§ Exercise
Gather the lines below that include the string "title", copying each in full.

§ Records
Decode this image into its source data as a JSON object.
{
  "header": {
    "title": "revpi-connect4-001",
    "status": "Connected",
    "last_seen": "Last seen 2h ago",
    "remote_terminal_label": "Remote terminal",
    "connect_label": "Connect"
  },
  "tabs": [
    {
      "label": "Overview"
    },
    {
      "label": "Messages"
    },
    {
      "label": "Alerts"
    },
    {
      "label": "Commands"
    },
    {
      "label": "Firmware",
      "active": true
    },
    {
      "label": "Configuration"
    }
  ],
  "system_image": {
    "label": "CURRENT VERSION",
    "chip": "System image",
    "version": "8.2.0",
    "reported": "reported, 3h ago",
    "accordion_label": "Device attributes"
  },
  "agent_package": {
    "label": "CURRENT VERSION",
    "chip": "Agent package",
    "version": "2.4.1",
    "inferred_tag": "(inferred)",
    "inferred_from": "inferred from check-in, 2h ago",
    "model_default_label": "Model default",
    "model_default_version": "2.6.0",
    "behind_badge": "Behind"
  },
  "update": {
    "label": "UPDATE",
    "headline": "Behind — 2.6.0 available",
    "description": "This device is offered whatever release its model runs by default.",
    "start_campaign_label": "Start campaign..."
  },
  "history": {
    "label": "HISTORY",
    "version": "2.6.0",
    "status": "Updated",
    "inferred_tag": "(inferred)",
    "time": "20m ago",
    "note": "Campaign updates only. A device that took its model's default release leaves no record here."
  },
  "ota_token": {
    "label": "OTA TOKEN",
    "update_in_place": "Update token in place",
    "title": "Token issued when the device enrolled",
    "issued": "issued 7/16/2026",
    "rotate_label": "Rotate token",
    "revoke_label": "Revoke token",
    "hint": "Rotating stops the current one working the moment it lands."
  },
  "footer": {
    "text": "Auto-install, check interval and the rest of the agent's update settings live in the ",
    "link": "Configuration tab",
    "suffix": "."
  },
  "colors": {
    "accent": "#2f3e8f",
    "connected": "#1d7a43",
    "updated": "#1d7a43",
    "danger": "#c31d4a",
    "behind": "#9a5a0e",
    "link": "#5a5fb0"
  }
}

§ The output
    "title": "revpi-connect4-001",
    "title": "Token issued when the device enrolled",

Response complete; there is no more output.